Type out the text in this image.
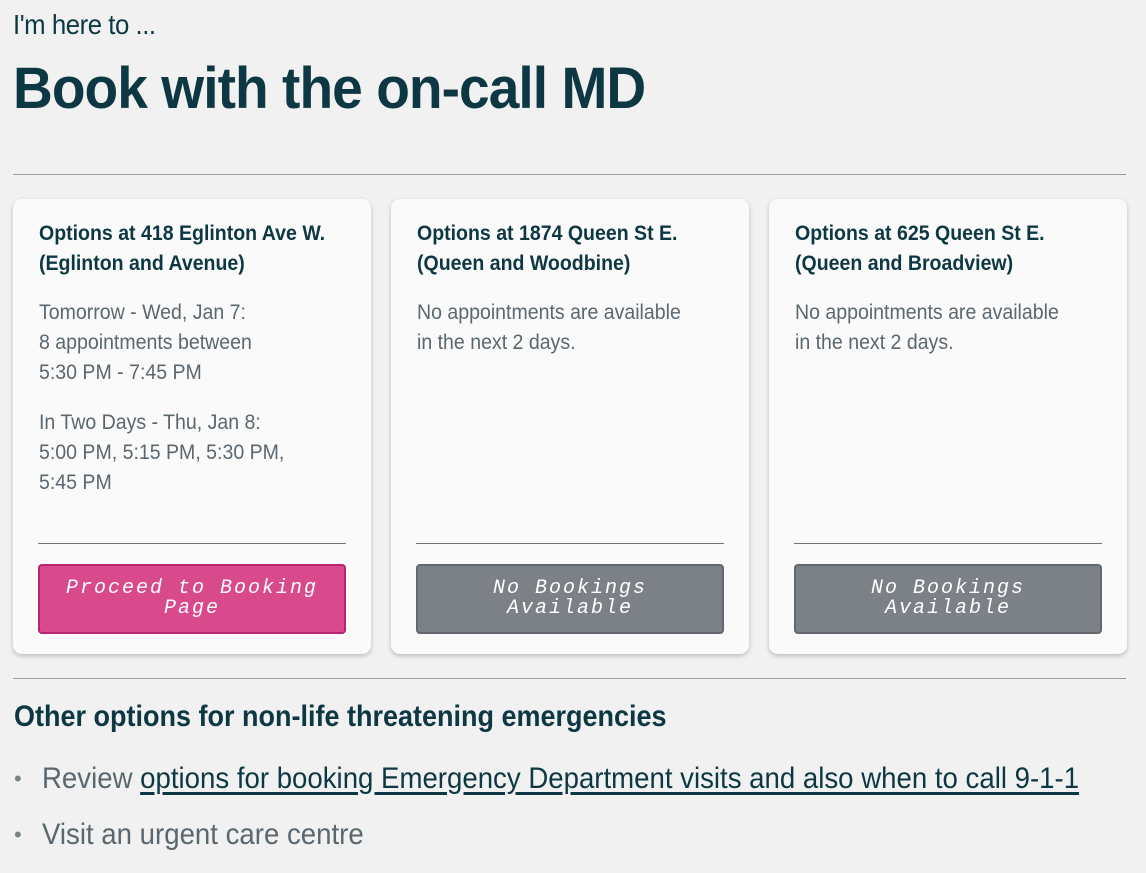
I'm here to ...
Book with the on-call MD
Options at 418 Eglinton Ave W.
(Eglinton and Avenue)
Tomorrow - Wed, Jan 7:
8 appointments between
5:30 PM - 7:45 PM
In Two Days - Thu, Jan 8:
5:00 PM, 5:15 PM, 5:30 PM,
5:45 PM
Proceed to Booking Page
Options at 1874 Queen St E.
(Queen and Woodbine)
No appointments are available
in the next 2 days.
No Bookings Available
Options at 625 Queen St E.
(Queen and Broadview)
No appointments are available
in the next 2 days.
No Bookings Available
Other options for non-life threatening emergencies
• Review options for booking Emergency Department visits and also when to call 9-1-1
• Visit an urgent care centre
══════════
> Instruction
Exclude the pictures and repeat every other part of the records word for word.

> Answer to the exercise
Type out the text in this image.
I'm here to ...
Book with the on-call MD
Options at 418 Eglinton Ave W.
(Eglinton and Avenue)
Tomorrow - Wed, Jan 7:
8 appointments between
5:30 PM - 7:45 PM
In Two Days - Thu, Jan 8:
5:00 PM, 5:15 PM, 5:30 PM,
5:45 PM
Proceed to Booking Page
Options at 1874 Queen St E.
(Queen and Woodbine)
No appointments are available
in the next 2 days.
No Bookings Available
Options at 625 Queen St E.
(Queen and Broadview)
No appointments are available
in the next 2 days.
No Bookings Available
Other options for non-life threatening emergencies
• Review options for booking Emergency Department visits and also when to call 9-1-1
• Visit an urgent care centre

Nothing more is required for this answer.